__Problem__: Omit every picture and output the rest of the records exactly as they are.

[Stored entries]
__________________________________________________
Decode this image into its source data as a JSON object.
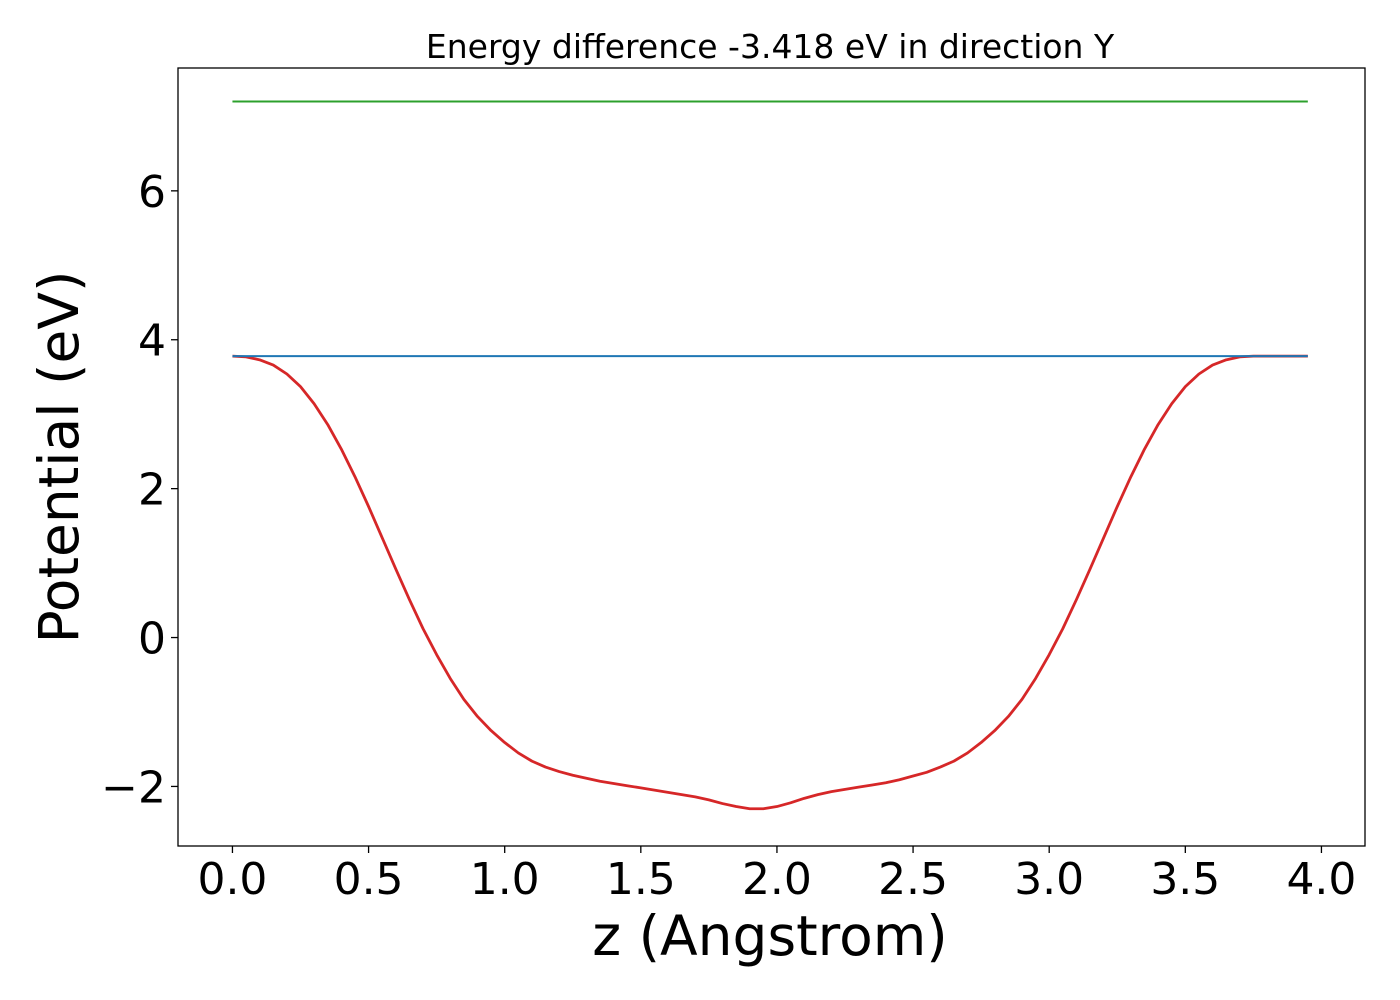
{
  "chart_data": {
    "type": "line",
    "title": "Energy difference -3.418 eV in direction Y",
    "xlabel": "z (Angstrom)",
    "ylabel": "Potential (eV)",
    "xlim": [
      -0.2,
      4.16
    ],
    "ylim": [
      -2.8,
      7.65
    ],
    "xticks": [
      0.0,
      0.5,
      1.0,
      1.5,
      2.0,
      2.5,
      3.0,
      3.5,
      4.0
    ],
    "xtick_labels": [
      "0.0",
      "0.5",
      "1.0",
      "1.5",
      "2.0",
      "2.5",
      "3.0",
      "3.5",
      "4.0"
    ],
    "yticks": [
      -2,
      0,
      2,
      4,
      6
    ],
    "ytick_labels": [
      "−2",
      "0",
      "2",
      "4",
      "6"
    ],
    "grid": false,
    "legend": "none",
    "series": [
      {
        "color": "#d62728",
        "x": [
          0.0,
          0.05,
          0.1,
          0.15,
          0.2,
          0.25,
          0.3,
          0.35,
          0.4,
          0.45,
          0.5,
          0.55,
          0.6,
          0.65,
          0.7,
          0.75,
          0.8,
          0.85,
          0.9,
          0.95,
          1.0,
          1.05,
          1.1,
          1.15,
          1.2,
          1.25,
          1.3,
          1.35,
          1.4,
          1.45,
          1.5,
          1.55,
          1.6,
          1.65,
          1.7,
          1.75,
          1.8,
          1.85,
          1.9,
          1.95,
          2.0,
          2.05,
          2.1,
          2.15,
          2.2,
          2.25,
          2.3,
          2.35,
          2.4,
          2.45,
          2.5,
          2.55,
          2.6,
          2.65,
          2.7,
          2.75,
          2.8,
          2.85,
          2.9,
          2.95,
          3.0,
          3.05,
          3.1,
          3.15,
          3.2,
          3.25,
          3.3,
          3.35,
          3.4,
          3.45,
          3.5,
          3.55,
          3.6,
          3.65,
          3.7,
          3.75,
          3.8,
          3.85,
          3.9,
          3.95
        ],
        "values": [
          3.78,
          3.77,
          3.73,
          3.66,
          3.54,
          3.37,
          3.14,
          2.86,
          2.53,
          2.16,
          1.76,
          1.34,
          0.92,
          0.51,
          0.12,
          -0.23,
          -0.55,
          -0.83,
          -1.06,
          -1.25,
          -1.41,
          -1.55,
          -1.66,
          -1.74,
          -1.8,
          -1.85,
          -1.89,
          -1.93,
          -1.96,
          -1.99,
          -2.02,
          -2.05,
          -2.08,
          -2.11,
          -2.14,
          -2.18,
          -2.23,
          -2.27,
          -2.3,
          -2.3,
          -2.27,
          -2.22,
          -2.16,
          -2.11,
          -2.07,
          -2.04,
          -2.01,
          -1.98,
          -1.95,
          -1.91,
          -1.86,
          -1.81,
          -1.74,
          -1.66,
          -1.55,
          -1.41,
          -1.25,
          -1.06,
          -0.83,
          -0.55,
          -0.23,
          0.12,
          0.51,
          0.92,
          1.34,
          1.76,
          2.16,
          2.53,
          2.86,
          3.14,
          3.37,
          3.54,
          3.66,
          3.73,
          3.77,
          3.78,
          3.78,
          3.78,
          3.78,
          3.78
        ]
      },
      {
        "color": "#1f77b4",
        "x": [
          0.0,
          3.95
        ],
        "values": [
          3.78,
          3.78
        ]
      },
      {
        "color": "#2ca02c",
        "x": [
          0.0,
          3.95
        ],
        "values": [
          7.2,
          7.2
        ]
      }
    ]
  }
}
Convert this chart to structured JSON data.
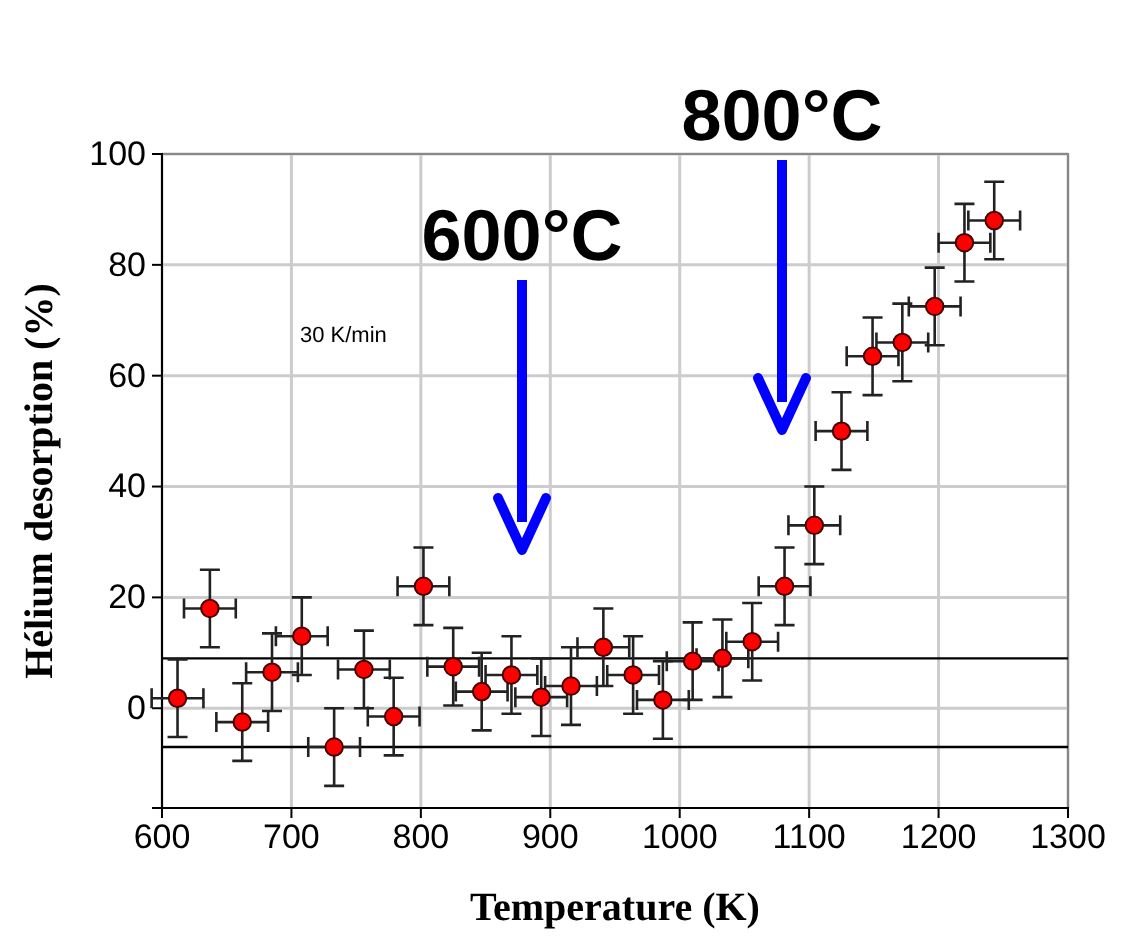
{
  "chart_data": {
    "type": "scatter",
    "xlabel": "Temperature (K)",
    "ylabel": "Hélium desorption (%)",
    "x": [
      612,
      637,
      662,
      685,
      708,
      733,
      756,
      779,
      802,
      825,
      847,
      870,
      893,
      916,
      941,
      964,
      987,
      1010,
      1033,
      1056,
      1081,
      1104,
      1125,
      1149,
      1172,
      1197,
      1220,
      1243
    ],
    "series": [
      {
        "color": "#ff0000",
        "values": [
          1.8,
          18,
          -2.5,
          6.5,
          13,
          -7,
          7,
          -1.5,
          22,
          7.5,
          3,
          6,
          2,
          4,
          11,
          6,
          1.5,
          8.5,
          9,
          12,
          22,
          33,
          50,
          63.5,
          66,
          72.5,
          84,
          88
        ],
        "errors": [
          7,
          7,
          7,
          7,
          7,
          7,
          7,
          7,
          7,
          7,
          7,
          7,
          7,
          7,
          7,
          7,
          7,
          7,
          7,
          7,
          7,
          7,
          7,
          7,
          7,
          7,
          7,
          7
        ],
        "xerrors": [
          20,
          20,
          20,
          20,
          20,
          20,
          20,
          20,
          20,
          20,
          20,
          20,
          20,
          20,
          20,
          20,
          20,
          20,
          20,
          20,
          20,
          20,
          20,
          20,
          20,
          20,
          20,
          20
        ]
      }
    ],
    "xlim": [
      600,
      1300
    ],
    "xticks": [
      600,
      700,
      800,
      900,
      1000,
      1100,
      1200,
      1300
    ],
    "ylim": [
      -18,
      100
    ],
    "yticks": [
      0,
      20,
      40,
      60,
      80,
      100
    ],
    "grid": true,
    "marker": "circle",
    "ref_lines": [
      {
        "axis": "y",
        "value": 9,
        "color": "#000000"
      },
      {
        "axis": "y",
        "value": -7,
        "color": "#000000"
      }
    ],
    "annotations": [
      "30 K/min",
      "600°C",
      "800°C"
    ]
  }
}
__________________________________________________
__Answer below__:
Decode this image into its source data as a JSON object.
{
  "chart_data": {
    "type": "line",
    "title": "Energy difference -3.418 eV in direction Y",
    "xlabel": "z (Angstrom)",
    "ylabel": "Potential (eV)",
    "xlim": [
      -0.2,
      4.16
    ],
    "ylim": [
      -2.8,
      7.65
    ],
    "xticks": [
      0.0,
      0.5,
      1.0,
      1.5,
      2.0,
      2.5,
      3.0,
      3.5,
      4.0
    ],
    "xtick_labels": [
      "0.0",
      "0.5",
      "1.0",
      "1.5",
      "2.0",
      "2.5",
      "3.0",
      "3.5",
      "4.0"
    ],
    "yticks": [
      -2,
      0,
      2,
      4,
      6
    ],
    "ytick_labels": [
      "−2",
      "0",
      "2",
      "4",
      "6"
    ],
    "grid": false,
    "legend": "none",
    "series": [
      {
        "color": "#d62728",
        "x": [
          0.0,
          0.05,
          0.1,
          0.15,
          0.2,
          0.25,
          0.3,
          0.35,
          0.4,
          0.45,
          0.5,
          0.55,
          0.6,
          0.65,
          0.7,
          0.75,
          0.8,
          0.85,
          0.9,
          0.95,
          1.0,
          1.05,
          1.1,
          1.15,
          1.2,
          1.25,
          1.3,
          1.35,
          1.4,
          1.45,
          1.5,
          1.55,
          1.6,
          1.65,
          1.7,
          1.75,
          1.8,
          1.85,
          1.9,
          1.95,
          2.0,
          2.05,
          2.1,
          2.15,
          2.2,
          2.25,
          2.3,
          2.35,
          2.4,
          2.45,
          2.5,
          2.55,
          2.6,
          2.65,
          2.7,
          2.75,
          2.8,
          2.85,
          2.9,
          2.95,
          3.0,
          3.05,
          3.1,
          3.15,
          3.2,
          3.25,
          3.3,
          3.35,
          3.4,
          3.45,
          3.5,
          3.55,
          3.6,
          3.65,
          3.7,
          3.75,
          3.8,
          3.85,
          3.9,
          3.95
        ],
        "values": [
          3.78,
          3.77,
          3.73,
          3.66,
          3.54,
          3.37,
          3.14,
          2.86,
          2.53,
          2.16,
          1.76,
          1.34,
          0.92,
          0.51,
          0.12,
          -0.23,
          -0.55,
          -0.83,
          -1.06,
          -1.25,
          -1.41,
          -1.55,
          -1.66,
          -1.74,
          -1.8,
          -1.85,
          -1.89,
          -1.93,
          -1.96,
          -1.99,
          -2.02,
          -2.05,
          -2.08,
          -2.11,
          -2.14,
          -2.18,
          -2.23,
          -2.27,
          -2.3,
          -2.3,
          -2.27,
          -2.22,
          -2.16,
          -2.11,
          -2.07,
          -2.04,
          -2.01,
          -1.98,
          -1.95,
          -1.91,
          -1.86,
          -1.81,
          -1.74,
          -1.66,
          -1.55,
          -1.41,
          -1.25,
          -1.06,
          -0.83,
          -0.55,
          -0.23,
          0.12,
          0.51,
          0.92,
          1.34,
          1.76,
          2.16,
          2.53,
          2.86,
          3.14,
          3.37,
          3.54,
          3.66,
          3.73,
          3.77,
          3.78,
          3.78,
          3.78,
          3.78,
          3.78
        ]
      },
      {
        "color": "#1f77b4",
        "x": [
          0.0,
          3.95
        ],
        "values": [
          3.78,
          3.78
        ]
      },
      {
        "color": "#2ca02c",
        "x": [
          0.0,
          3.95
        ],
        "values": [
          7.2,
          7.2
        ]
      }
    ]
  }
}
Convert this chart to structured JSON data.
{
  "chart_data": {
    "type": "scatter",
    "xlabel": "Temperature (K)",
    "ylabel": "Hélium desorption (%)",
    "x": [
      612,
      637,
      662,
      685,
      708,
      733,
      756,
      779,
      802,
      825,
      847,
      870,
      893,
      916,
      941,
      964,
      987,
      1010,
      1033,
      1056,
      1081,
      1104,
      1125,
      1149,
      1172,
      1197,
      1220,
      1243
    ],
    "series": [
      {
        "color": "#ff0000",
        "values": [
          1.8,
          18,
          -2.5,
          6.5,
          13,
          -7,
          7,
          -1.5,
          22,
          7.5,
          3,
          6,
          2,
          4,
          11,
          6,
          1.5,
          8.5,
          9,
          12,
          22,
          33,
          50,
          63.5,
          66,
          72.5,
          84,
          88
        ],
        "errors": [
          7,
          7,
          7,
          7,
          7,
          7,
          7,
          7,
          7,
          7,
          7,
          7,
          7,
          7,
          7,
          7,
          7,
          7,
          7,
          7,
          7,
          7,
          7,
          7,
          7,
          7,
          7,
          7
        ],
        "xerrors": [
          20,
          20,
          20,
          20,
          20,
          20,
          20,
          20,
          20,
          20,
          20,
          20,
          20,
          20,
          20,
          20,
          20,
          20,
          20,
          20,
          20,
          20,
          20,
          20,
          20,
          20,
          20,
          20
        ]
      }
    ],
    "xlim": [
      600,
      1300
    ],
    "xticks": [
      600,
      700,
      800,
      900,
      1000,
      1100,
      1200,
      1300
    ],
    "ylim": [
      -18,
      100
    ],
    "yticks": [
      0,
      20,
      40,
      60,
      80,
      100
    ],
    "grid": true,
    "marker": "circle",
    "ref_lines": [
      {
        "axis": "y",
        "value": 9,
        "color": "#000000"
      },
      {
        "axis": "y",
        "value": -7,
        "color": "#000000"
      }
    ],
    "annotations": [
      "30 K/min",
      "600°C",
      "800°C"
    ]
  }
}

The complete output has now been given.